**Description of the task**
Below is a listing; copy all of it exactly.

★ ★ ★ ★ ★ ★ ★

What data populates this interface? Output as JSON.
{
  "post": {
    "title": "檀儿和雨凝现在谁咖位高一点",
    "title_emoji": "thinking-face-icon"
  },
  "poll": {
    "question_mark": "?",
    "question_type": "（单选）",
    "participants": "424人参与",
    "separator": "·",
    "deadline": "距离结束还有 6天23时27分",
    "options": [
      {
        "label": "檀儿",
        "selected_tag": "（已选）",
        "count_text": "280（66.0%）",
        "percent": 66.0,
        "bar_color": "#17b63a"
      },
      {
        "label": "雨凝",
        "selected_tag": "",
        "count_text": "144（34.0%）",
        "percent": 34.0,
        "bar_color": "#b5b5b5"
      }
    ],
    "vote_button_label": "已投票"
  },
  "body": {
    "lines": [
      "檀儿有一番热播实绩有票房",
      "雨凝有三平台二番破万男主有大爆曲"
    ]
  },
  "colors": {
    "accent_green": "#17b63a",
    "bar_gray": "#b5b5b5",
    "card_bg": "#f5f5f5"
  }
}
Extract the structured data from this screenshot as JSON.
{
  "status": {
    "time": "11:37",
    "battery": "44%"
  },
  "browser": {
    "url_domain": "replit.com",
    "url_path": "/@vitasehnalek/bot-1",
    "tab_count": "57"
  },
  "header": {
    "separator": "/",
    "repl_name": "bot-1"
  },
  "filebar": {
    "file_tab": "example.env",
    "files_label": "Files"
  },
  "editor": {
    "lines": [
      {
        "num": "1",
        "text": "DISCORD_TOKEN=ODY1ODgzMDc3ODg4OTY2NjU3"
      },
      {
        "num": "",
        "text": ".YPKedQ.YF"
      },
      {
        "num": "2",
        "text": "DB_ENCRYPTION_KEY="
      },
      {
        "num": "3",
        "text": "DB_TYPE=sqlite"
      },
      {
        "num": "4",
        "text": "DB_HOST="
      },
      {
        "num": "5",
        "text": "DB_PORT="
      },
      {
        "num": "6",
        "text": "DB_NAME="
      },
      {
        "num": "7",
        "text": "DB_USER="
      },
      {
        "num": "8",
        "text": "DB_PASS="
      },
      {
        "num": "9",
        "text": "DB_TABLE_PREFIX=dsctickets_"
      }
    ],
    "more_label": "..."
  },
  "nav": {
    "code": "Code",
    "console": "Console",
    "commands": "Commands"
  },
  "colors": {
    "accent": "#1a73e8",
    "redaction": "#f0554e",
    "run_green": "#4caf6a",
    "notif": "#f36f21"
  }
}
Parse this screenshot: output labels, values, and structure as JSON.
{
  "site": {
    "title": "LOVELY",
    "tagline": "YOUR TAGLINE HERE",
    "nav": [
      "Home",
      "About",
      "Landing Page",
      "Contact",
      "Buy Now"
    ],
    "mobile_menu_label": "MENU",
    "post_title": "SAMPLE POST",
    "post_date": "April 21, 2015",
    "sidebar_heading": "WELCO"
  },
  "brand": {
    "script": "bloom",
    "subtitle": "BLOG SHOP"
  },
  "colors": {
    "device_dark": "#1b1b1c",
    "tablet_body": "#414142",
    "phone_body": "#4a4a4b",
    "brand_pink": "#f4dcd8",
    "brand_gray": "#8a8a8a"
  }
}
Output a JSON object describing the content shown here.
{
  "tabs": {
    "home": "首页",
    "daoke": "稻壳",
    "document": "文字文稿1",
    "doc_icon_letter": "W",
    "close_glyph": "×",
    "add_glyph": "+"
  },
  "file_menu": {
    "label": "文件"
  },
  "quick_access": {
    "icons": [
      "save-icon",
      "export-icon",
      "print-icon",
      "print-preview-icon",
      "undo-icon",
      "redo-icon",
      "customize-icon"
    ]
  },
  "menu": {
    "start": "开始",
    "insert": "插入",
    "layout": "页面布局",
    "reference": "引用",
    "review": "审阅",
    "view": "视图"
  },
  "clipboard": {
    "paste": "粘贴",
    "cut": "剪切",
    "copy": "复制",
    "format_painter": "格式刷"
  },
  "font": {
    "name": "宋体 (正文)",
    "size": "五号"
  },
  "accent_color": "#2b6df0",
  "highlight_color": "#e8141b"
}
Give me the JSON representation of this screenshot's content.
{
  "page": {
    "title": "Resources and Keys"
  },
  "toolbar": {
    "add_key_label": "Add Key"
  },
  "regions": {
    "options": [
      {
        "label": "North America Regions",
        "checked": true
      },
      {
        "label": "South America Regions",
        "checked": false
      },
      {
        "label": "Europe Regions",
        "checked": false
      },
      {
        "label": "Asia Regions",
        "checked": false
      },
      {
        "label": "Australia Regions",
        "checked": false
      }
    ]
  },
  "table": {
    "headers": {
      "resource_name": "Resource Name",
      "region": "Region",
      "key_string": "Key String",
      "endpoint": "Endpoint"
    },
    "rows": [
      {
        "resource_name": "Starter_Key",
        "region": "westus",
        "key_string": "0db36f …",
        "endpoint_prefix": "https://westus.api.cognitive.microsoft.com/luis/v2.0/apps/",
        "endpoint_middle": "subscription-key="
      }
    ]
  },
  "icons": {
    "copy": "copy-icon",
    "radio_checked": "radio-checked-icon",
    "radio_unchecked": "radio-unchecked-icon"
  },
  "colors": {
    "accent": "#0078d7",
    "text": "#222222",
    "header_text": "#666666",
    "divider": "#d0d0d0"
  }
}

★ ★ ★ ★ ★ ★ ★

**Response below**
What data populates this interface? Output as JSON.
{
  "post": {
    "title": "檀儿和雨凝现在谁咖位高一点",
    "title_emoji": "thinking-face-icon"
  },
  "poll": {
    "question_mark": "?",
    "question_type": "（单选）",
    "participants": "424人参与",
    "separator": "·",
    "deadline": "距离结束还有 6天23时27分",
    "options": [
      {
        "label": "檀儿",
        "selected_tag": "（已选）",
        "count_text": "280（66.0%）",
        "percent": 66.0,
        "bar_color": "#17b63a"
      },
      {
        "label": "雨凝",
        "selected_tag": "",
        "count_text": "144（34.0%）",
        "percent": 34.0,
        "bar_color": "#b5b5b5"
      }
    ],
    "vote_button_label": "已投票"
  },
  "body": {
    "lines": [
      "檀儿有一番热播实绩有票房",
      "雨凝有三平台二番破万男主有大爆曲"
    ]
  },
  "colors": {
    "accent_green": "#17b63a",
    "bar_gray": "#b5b5b5",
    "card_bg": "#f5f5f5"
  }
}
Extract the structured data from this screenshot as JSON.
{
  "status": {
    "time": "11:37",
    "battery": "44%"
  },
  "browser": {
    "url_domain": "replit.com",
    "url_path": "/@vitasehnalek/bot-1",
    "tab_count": "57"
  },
  "header": {
    "separator": "/",
    "repl_name": "bot-1"
  },
  "filebar": {
    "file_tab": "example.env",
    "files_label": "Files"
  },
  "editor": {
    "lines": [
      {
        "num": "1",
        "text": "DISCORD_TOKEN=ODY1ODgzMDc3ODg4OTY2NjU3"
      },
      {
        "num": "",
        "text": ".YPKedQ.YF"
      },
      {
        "num": "2",
        "text": "DB_ENCRYPTION_KEY="
      },
      {
        "num": "3",
        "text": "DB_TYPE=sqlite"
      },
      {
        "num": "4",
        "text": "DB_HOST="
      },
      {
        "num": "5",
        "text": "DB_PORT="
      },
      {
        "num": "6",
        "text": "DB_NAME="
      },
      {
        "num": "7",
        "text": "DB_USER="
      },
      {
        "num": "8",
        "text": "DB_PASS="
      },
      {
        "num": "9",
        "text": "DB_TABLE_PREFIX=dsctickets_"
      }
    ],
    "more_label": "..."
  },
  "nav": {
    "code": "Code",
    "console": "Console",
    "commands": "Commands"
  },
  "colors": {
    "accent": "#1a73e8",
    "redaction": "#f0554e",
    "run_green": "#4caf6a",
    "notif": "#f36f21"
  }
}
Parse this screenshot: output labels, values, and structure as JSON.
{
  "site": {
    "title": "LOVELY",
    "tagline": "YOUR TAGLINE HERE",
    "nav": [
      "Home",
      "About",
      "Landing Page",
      "Contact",
      "Buy Now"
    ],
    "mobile_menu_label": "MENU",
    "post_title": "SAMPLE POST",
    "post_date": "April 21, 2015",
    "sidebar_heading": "WELCO"
  },
  "brand": {
    "script": "bloom",
    "subtitle": "BLOG SHOP"
  },
  "colors": {
    "device_dark": "#1b1b1c",
    "tablet_body": "#414142",
    "phone_body": "#4a4a4b",
    "brand_pink": "#f4dcd8",
    "brand_gray": "#8a8a8a"
  }
}
Output a JSON object describing the content shown here.
{
  "tabs": {
    "home": "首页",
    "daoke": "稻壳",
    "document": "文字文稿1",
    "doc_icon_letter": "W",
    "close_glyph": "×",
    "add_glyph": "+"
  },
  "file_menu": {
    "label": "文件"
  },
  "quick_access": {
    "icons": [
      "save-icon",
      "export-icon",
      "print-icon",
      "print-preview-icon",
      "undo-icon",
      "redo-icon",
      "customize-icon"
    ]
  },
  "menu": {
    "start": "开始",
    "insert": "插入",
    "layout": "页面布局",
    "reference": "引用",
    "review": "审阅",
    "view": "视图"
  },
  "clipboard": {
    "paste": "粘贴",
    "cut": "剪切",
    "copy": "复制",
    "format_painter": "格式刷"
  },
  "font": {
    "name": "宋体 (正文)",
    "size": "五号"
  },
  "accent_color": "#2b6df0",
  "highlight_color": "#e8141b"
}
Give me the JSON representation of this screenshot's content.
{
  "page": {
    "title": "Resources and Keys"
  },
  "toolbar": {
    "add_key_label": "Add Key"
  },
  "regions": {
    "options": [
      {
        "label": "North America Regions",
        "checked": true
      },
      {
        "label": "South America Regions",
        "checked": false
      },
      {
        "label": "Europe Regions",
        "checked": false
      },
      {
        "label": "Asia Regions",
        "checked": false
      },
      {
        "label": "Australia Regions",
        "checked": false
      }
    ]
  },
  "table": {
    "headers": {
      "resource_name": "Resource Name",
      "region": "Region",
      "key_string": "Key String",
      "endpoint": "Endpoint"
    },
    "rows": [
      {
        "resource_name": "Starter_Key",
        "region": "westus",
        "key_string": "0db36f …",
        "endpoint_prefix": "https://westus.api.cognitive.microsoft.com/luis/v2.0/apps/",
        "endpoint_middle": "subscription-key="
      }
    ]
  },
  "icons": {
    "copy": "copy-icon",
    "radio_checked": "radio-checked-icon",
    "radio_unchecked": "radio-unchecked-icon"
  },
  "colors": {
    "accent": "#0078d7",
    "text": "#222222",
    "header_text": "#666666",
    "divider": "#d0d0d0"
  }
}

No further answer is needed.